:: Stored records ::

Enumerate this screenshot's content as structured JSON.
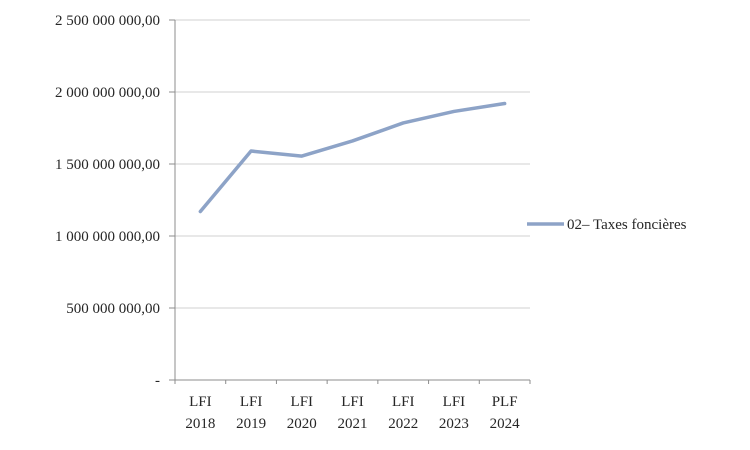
{
  "chart_data": {
    "type": "line",
    "title": "",
    "xlabel": "",
    "ylabel": "",
    "grid": "horizontal",
    "legend_position": "right",
    "categories": [
      {
        "line1": "LFI",
        "line2": "2018"
      },
      {
        "line1": "LFI",
        "line2": "2019"
      },
      {
        "line1": "LFI",
        "line2": "2020"
      },
      {
        "line1": "LFI",
        "line2": "2021"
      },
      {
        "line1": "LFI",
        "line2": "2022"
      },
      {
        "line1": "LFI",
        "line2": "2023"
      },
      {
        "line1": "PLF",
        "line2": "2024"
      }
    ],
    "series": [
      {
        "name": "02– Taxes foncières",
        "values": [
          1170000000,
          1590000000,
          1555000000,
          1660000000,
          1785000000,
          1865000000,
          1920000000
        ]
      }
    ],
    "ylim": [
      0,
      2500000000
    ],
    "y_ticks": [
      {
        "value": 0,
        "label": "-"
      },
      {
        "value": 500000000,
        "label": "500 000 000,00"
      },
      {
        "value": 1000000000,
        "label": "1 000 000 000,00"
      },
      {
        "value": 1500000000,
        "label": "1 500 000 000,00"
      },
      {
        "value": 2000000000,
        "label": "2 000 000 000,00"
      },
      {
        "value": 2500000000,
        "label": "2 500 000 000,00"
      }
    ],
    "colors": {
      "line": "#8da3c7",
      "gridline": "#d0d0d0",
      "axis": "#8c8c8c",
      "text": "#262626",
      "background": "#ffffff"
    }
  }
}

:::

» **Task goal**:
Each line of the data is to be duplicated exactly; pictures stay out of the copy.

» **Solution below**:
Enumerate this screenshot's content as structured JSON.
{
  "chart_data": {
    "type": "line",
    "title": "",
    "xlabel": "",
    "ylabel": "",
    "grid": "horizontal",
    "legend_position": "right",
    "categories": [
      {
        "line1": "LFI",
        "line2": "2018"
      },
      {
        "line1": "LFI",
        "line2": "2019"
      },
      {
        "line1": "LFI",
        "line2": "2020"
      },
      {
        "line1": "LFI",
        "line2": "2021"
      },
      {
        "line1": "LFI",
        "line2": "2022"
      },
      {
        "line1": "LFI",
        "line2": "2023"
      },
      {
        "line1": "PLF",
        "line2": "2024"
      }
    ],
    "series": [
      {
        "name": "02– Taxes foncières",
        "values": [
          1170000000,
          1590000000,
          1555000000,
          1660000000,
          1785000000,
          1865000000,
          1920000000
        ]
      }
    ],
    "ylim": [
      0,
      2500000000
    ],
    "y_ticks": [
      {
        "value": 0,
        "label": "-"
      },
      {
        "value": 500000000,
        "label": "500 000 000,00"
      },
      {
        "value": 1000000000,
        "label": "1 000 000 000,00"
      },
      {
        "value": 1500000000,
        "label": "1 500 000 000,00"
      },
      {
        "value": 2000000000,
        "label": "2 000 000 000,00"
      },
      {
        "value": 2500000000,
        "label": "2 500 000 000,00"
      }
    ],
    "colors": {
      "line": "#8da3c7",
      "gridline": "#d0d0d0",
      "axis": "#8c8c8c",
      "text": "#262626",
      "background": "#ffffff"
    }
  }
}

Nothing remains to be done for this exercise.